■ **과제 내용**
인용문에 따르면 지난해 현지조사를 받은 요양기관 851곳 가운데 부당·허위청구가 확인된 곳은 몇 곳인지 답해 주세요.

■ **인용문**
..........
적발땐 실명공개…의료계 "돌팔매" 맞을까 긴장

복지부가 올해 요양기관 현지조사 중점 추진방향을 "허위청구 근절"로 정하고 다각적인 대책을 마련함에 따라 의료계가 크게 긴장하고 있다. 의료계는 불법 사실은 예외로 하더라도 "허위청구-부당삭감"으로 부딪히고 있는 부분이나 실수로 인한 기재잘못 등이 불이익으로 되돌아올까 노심초사하고 있다.

 보건복지부는 지난 1일 작년 한해동안 851곳의 요양기관을 상대로 현지조사를 벌인 결과, 628곳(74%)에서 140억 규모의 부당·허위청구가 이뤄졌다고 밝혔다.

 발표에 따르면 부당금액은 140억원으로 확인된 기관당 평균 2200만원이었다. 종합병원급은 16곳이 43억5700만원, 병원급은 61곳 20억5200만원, 의원급은 338곳 45억3600만원에 달했다.

 지난해는 병원급 현지조사를 강화해 기관당 평균 금액은 2200만원으로 지난 2005년 1300만원보다 높았다.

 주요 허위부당유형으로는 진료일수 부풀리기, 비급여 적용후 다시 급여질병으로 변경 청구, 진찰료 부당청구, 본인일부부담금 과다 징수, 급여기준 위반 청구 등이었다.

 복지부는 297개소 업무정지, 232개소 과징금 부과, 284곳 부당이득금 환수를 진행했다.

 특히 허위청구 전담 특별현지조사를 신설하고, 자료의 은폐·폐업 우려 또는 사회적 문제로 제기되는 항목 등에 대한 조사를 위해 긴급현지조사를 새로 신설하기로 했다.

 또 허위청구가 드러난 기관에 대해서는 조사기간을 최소 4일(현재 3일)로 연장하고, 조사요원도 최소 4인(현재 3인)으로 증원하며, 조사대상 청구기간을 최대 3년(기본 6월)으로 연장하기로 했다. 2월부터 허위청구사실이 적발된 요양기관에 대해서는 실명을 공개하고 형사고발한다는 방침이다.
..........
■ **데이터**

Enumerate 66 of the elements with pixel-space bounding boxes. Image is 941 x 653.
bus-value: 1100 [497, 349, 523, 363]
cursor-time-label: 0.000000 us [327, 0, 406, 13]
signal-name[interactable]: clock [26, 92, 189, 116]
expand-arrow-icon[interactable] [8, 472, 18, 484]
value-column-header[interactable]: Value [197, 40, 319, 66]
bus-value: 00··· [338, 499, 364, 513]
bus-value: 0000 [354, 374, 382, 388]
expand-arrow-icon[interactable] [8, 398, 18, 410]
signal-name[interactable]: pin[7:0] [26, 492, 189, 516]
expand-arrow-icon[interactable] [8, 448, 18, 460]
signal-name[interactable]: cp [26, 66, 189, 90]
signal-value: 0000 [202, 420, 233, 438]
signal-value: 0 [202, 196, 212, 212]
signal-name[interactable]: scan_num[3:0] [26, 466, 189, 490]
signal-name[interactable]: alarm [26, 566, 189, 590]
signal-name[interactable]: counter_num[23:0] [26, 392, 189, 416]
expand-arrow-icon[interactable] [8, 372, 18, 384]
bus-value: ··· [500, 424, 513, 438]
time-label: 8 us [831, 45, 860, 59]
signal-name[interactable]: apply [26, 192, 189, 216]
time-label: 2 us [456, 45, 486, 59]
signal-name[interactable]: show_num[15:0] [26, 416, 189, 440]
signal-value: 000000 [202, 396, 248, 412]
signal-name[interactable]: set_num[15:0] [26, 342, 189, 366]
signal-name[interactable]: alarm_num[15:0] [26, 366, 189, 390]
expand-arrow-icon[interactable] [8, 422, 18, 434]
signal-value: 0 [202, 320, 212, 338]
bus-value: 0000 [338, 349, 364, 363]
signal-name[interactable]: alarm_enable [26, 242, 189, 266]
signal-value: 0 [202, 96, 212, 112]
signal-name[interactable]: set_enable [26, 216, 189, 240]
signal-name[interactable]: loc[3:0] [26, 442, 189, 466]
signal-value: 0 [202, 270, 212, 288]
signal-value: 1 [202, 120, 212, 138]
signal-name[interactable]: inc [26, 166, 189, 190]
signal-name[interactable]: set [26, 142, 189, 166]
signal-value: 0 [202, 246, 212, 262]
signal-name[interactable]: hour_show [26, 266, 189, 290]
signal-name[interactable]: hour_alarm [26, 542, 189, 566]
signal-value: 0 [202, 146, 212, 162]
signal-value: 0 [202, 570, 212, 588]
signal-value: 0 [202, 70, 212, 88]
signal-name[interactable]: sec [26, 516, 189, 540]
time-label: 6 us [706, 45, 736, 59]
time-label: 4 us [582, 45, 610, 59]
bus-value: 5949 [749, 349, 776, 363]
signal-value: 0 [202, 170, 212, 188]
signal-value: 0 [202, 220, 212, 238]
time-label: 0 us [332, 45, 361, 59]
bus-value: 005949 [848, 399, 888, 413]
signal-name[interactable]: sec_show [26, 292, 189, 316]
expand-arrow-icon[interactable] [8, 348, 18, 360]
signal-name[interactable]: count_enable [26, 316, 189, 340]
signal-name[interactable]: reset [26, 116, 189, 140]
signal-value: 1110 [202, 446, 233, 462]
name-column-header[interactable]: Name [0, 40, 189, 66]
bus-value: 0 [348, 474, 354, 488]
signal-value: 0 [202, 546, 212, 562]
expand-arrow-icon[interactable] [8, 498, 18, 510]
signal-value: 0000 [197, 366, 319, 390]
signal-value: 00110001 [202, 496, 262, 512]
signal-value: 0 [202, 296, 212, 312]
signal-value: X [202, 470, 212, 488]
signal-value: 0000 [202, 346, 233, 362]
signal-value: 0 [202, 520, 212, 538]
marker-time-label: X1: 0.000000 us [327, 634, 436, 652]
..........
■ **답변란**
628곳(74%)입니다.